[SUPPLIED MATERIAL start]
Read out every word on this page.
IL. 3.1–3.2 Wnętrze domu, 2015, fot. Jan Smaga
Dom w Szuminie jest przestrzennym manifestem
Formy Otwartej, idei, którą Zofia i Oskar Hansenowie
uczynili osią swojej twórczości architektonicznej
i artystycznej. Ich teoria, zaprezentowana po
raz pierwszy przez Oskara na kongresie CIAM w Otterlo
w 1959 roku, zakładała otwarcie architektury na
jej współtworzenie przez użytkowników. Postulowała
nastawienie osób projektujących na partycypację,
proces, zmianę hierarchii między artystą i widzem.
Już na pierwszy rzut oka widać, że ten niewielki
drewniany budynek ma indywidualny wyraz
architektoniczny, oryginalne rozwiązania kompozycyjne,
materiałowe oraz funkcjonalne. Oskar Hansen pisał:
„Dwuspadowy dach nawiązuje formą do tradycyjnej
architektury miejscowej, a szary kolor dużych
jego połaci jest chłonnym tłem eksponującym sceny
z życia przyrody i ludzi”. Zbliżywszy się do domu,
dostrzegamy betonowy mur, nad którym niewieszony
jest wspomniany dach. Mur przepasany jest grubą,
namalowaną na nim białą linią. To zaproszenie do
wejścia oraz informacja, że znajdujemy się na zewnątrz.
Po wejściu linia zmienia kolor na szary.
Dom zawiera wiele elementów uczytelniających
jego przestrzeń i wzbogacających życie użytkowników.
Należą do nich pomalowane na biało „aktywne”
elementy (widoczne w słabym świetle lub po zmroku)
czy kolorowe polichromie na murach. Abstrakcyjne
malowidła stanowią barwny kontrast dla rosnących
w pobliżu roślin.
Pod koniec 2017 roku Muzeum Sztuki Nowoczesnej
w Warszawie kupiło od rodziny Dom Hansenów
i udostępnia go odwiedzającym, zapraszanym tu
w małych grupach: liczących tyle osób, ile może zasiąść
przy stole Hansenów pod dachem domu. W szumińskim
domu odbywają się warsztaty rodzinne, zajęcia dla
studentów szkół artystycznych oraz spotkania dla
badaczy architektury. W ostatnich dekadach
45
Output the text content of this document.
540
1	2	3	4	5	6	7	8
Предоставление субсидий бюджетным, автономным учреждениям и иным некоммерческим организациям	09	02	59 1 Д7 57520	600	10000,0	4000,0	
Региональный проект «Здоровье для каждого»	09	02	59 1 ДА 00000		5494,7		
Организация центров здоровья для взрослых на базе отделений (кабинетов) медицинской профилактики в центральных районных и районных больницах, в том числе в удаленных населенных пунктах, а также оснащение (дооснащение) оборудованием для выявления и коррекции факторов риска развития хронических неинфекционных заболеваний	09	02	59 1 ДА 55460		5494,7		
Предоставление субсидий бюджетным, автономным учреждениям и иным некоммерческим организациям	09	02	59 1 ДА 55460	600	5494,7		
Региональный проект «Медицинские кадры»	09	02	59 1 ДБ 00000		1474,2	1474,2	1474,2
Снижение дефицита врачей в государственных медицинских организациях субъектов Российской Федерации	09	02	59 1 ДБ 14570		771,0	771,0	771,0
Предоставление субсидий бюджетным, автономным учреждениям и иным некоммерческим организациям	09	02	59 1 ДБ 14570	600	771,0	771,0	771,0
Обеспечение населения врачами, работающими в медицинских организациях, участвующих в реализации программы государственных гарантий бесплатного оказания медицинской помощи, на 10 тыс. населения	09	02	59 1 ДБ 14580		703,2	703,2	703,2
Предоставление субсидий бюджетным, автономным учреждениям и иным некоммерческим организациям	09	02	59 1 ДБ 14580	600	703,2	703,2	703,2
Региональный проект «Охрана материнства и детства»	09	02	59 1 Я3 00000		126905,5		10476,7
[SUPPLIED MATERIAL end]
GIVEN INSTRUCTION —
Give the listing above again, word for word.

SOLUTION TO THIS TASK —
Read out every word on this page.
IL. 3.1–3.2 Wnętrze domu, 2015, fot. Jan Smaga
Dom w Szuminie jest przestrzennym manifestem
Formy Otwartej, idei, którą Zofia i Oskar Hansenowie
uczynili osią swojej twórczości architektonicznej
i artystycznej. Ich teoria, zaprezentowana po
raz pierwszy przez Oskara na kongresie CIAM w Otterlo
w 1959 roku, zakładała otwarcie architektury na
jej współtworzenie przez użytkowników. Postulowała
nastawienie osób projektujących na partycypację,
proces, zmianę hierarchii między artystą i widzem.
Już na pierwszy rzut oka widać, że ten niewielki
drewniany budynek ma indywidualny wyraz
architektoniczny, oryginalne rozwiązania kompozycyjne,
materiałowe oraz funkcjonalne. Oskar Hansen pisał:
„Dwuspadowy dach nawiązuje formą do tradycyjnej
architektury miejscowej, a szary kolor dużych
jego połaci jest chłonnym tłem eksponującym sceny
z życia przyrody i ludzi”. Zbliżywszy się do domu,
dostrzegamy betonowy mur, nad którym niewieszony
jest wspomniany dach. Mur przepasany jest grubą,
namalowaną na nim białą linią. To zaproszenie do
wejścia oraz informacja, że znajdujemy się na zewnątrz.
Po wejściu linia zmienia kolor na szary.
Dom zawiera wiele elementów uczytelniających
jego przestrzeń i wzbogacających życie użytkowników.
Należą do nich pomalowane na biało „aktywne”
elementy (widoczne w słabym świetle lub po zmroku)
czy kolorowe polichromie na murach. Abstrakcyjne
malowidła stanowią barwny kontrast dla rosnących
w pobliżu roślin.
Pod koniec 2017 roku Muzeum Sztuki Nowoczesnej
w Warszawie kupiło od rodziny Dom Hansenów
i udostępnia go odwiedzającym, zapraszanym tu
w małych grupach: liczących tyle osób, ile może zasiąść
przy stole Hansenów pod dachem domu. W szumińskim
domu odbywają się warsztaty rodzinne, zajęcia dla
studentów szkół artystycznych oraz spotkania dla
badaczy architektury. W ostatnich dekadach
45
Output the text content of this document.
540
1	2	3	4	5	6	7	8
Предоставление субсидий бюджетным, автономным учреждениям и иным некоммерческим организациям	09	02	59 1 Д7 57520	600	10000,0	4000,0	
Региональный проект «Здоровье для каждого»	09	02	59 1 ДА 00000		5494,7		
Организация центров здоровья для взрослых на базе отделений (кабинетов) медицинской профилактики в центральных районных и районных больницах, в том числе в удаленных населенных пунктах, а также оснащение (дооснащение) оборудованием для выявления и коррекции факторов риска развития хронических неинфекционных заболеваний	09	02	59 1 ДА 55460		5494,7		
Предоставление субсидий бюджетным, автономным учреждениям и иным некоммерческим организациям	09	02	59 1 ДА 55460	600	5494,7		
Региональный проект «Медицинские кадры»	09	02	59 1 ДБ 00000		1474,2	1474,2	1474,2
Снижение дефицита врачей в государственных медицинских организациях субъектов Российской Федерации	09	02	59 1 ДБ 14570		771,0	771,0	771,0
Предоставление субсидий бюджетным, автономным учреждениям и иным некоммерческим организациям	09	02	59 1 ДБ 14570	600	771,0	771,0	771,0
Обеспечение населения врачами, работающими в медицинских организациях, участвующих в реализации программы государственных гарантий бесплатного оказания медицинской помощи, на 10 тыс. населения	09	02	59 1 ДБ 14580		703,2	703,2	703,2
Предоставление субсидий бюджетным, автономным учреждениям и иным некоммерческим организациям	09	02	59 1 ДБ 14580	600	703,2	703,2	703,2
Региональный проект «Охрана материнства и детства»	09	02	59 1 Я3 00000		126905,5		10476,7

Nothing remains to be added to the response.